→ SUPPLIED TEXT

All patients and their families should be taught to recognize and treat hypoglycemia. Usually oral treatment with 15-30 g of carbohydrate is sufficient. However, family members should be provided with glucagon and taught how to use it for patients on basal insulin therapy.

What are the possible outcomes of cystic fibrosis–related diabetes?

The additional diagnosis of diabetes has a negative impact on survival in people with CF. However, recent studies have shown that aggressive treatment with insulin is able to reverse this phenomenon and improve nutritional status and survival from the lung disease of CF.

Patients with CFRD are also at risk for diabetes microvascular complications (retinopathy, nephropathy), but the risk appears to be lower than in other forms of diabetes.

What causes this disease and how frequent is it?

Twenty percent of adolescents and 40%-50% of adults with CF have diabetes. The primary cause is fibrotic destruction of pancreatic islets. Genes related to the development of type 2 diabetes may be more common in patients with CF and diabetes.

How do these pathogens/genes/exposures cause the disease?

Like all secretions in CF, pancreatic exocrine secretions are thick and sticky. This plugs the pancreatic ductules, leading to scarring, fibrosis, and adiposis. Genetic defects, related to the defects that cause type 2 diabetes, may further impair beta cell function in these patients with reduced islet mass.

What complications might you expect from the disease or treatment of the disease?

Over time, diabetes causes a decline in both nutritional status and pulmonary status in CF. This is believed to be primarily due to the catabolic effects of insulin insufficiency. In addition, hyperglycemia per se may help promote a proinflammatory, proinfectious environment. Microvascular complications occur in patients with long-standing CFRD, although they tend to be less frequent and less severe than in other forms of diabetes..

Are additional laboratory studies available; even some that are not widely available?

Additional studies are not useful. Of note, hemoglobin A1c levels are spuriously low in patients with CF. if they are high, they indicate the patient has been hyperglycemic, but low levels do not exclude a diagnosis of diabetes.

How can cystic fibrosis–related diabetes be prevented?

There is no known way to prevent the development of diabetes in CF.

What is the evidence?

The evidence is summarized in a recent consensus conference document sponsored by the ADA, the Cystic Fibrosis Foundation, and the Pediatric Endocrine Society (PUBMED:21115772) as well as in an accompanying technical review (PUBMED:21115770).

Patients with CF frequently first have hyperglycemia during stressors such as acute illness. Blood glucose levels may normalize when the stress is not present. In the past, this was called “intermittent CRFD.” In the general population, hyperglycemia that develops during acute illness may be called “stress hyperglycemia” and the patient might not be given a diagnosis of diabetes. In CF, however, the 2009 CFRD Consensus Committee recommended that the patient be given a diagnosis of diabetes under these circumstances because of the following:

The presence of hyperglycemia during illness reveals those CF patients who have the greatest degree of insulin insufficiency.

Bouts of acute illness are frequent and patients tend to remain hyperglycemic for weeks at a time during these episodes.

Longitudinal outcome data have shown that CF morbidity and mortality are associated with CFRD first diagnosed in the setting of acute illness.

Aggressive treatment of hyperglycemia has been associated with improvements in prognosis.

Ongoing controversies regarding etiology, diagnosis, treatment

There is little controversy regarding patients with CF and diabetes. The greatest question at present is whether patients with CF and milder degrees of abnormal glucose tolerance should also receive insulin replacement therapy.

→ GIVEN DATA
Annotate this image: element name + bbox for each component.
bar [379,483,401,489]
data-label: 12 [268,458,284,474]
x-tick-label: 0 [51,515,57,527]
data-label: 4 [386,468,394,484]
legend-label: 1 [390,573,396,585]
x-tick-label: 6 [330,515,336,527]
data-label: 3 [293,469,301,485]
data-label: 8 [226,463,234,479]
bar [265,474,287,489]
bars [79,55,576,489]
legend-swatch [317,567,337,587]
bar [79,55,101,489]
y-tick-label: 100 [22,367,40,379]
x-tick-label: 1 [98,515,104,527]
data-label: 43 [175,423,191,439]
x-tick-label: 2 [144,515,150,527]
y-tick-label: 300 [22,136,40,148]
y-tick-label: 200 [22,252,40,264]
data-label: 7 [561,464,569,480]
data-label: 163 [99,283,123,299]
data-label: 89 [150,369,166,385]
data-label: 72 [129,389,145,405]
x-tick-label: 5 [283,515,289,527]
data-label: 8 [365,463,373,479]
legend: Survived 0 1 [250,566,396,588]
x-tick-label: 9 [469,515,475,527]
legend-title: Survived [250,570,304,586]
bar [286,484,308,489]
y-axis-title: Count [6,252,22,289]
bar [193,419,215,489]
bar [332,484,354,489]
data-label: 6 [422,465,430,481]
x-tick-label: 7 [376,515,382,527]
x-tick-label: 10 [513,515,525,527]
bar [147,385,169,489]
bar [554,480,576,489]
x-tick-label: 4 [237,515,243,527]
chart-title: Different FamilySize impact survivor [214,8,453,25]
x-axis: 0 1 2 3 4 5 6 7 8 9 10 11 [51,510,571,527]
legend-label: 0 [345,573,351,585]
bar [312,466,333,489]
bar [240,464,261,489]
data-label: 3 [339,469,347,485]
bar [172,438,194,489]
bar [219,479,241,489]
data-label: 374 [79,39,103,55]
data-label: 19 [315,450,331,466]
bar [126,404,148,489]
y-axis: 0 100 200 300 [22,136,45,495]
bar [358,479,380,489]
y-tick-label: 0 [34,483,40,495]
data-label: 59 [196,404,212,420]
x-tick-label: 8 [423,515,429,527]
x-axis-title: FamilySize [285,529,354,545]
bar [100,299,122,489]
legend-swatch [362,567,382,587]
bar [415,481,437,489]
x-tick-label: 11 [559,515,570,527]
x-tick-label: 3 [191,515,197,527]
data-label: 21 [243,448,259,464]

→ PROBLEMS TO SOLVE
**1.** From the cystic fibrosis–related diabetes text, return the passage starting at "What is the" and ending at "technical review (PUBMED:21115770).".
**2.** Decide whether each statement agrees with the cystic fibrosis–related diabetes text. Answer yes or no for each, quoting the words of the text that settle it.
(a) Hemoglobin A1c levels are spuriously high in patients with CF.
(b) Twenty percent of adolescents with CF have diabetes.
(c) There is a known way to prevent diabetes from developing in CF.
**3.** According to the cystic fibrosis–related diabetes text, what is the primary cause of diabetes in people with CF?
The entries aren't needed for any of this work.

→ SOLUTIONS TO THE EXERCISE
**1.**
What is the evidence?

The evidence is summarized in a recent consensus conference document sponsored by the ADA, the Cystic Fibrosis Foundation, and the Pediatric Endocrine Society (PUBMED:21115772) as well as in an accompanying technical review (PUBMED:21115770).

**2.**
(a) No: "hemoglobin A1c levels are spuriously low in patients with CF."
(b) Yes: "Twenty percent of adolescents and 40%-50% of adults with CF have diabetes."
(c) No: "There is no known way to prevent the development of diabetes in CF."

**3.** Fibrotic destruction of pancreatic islets.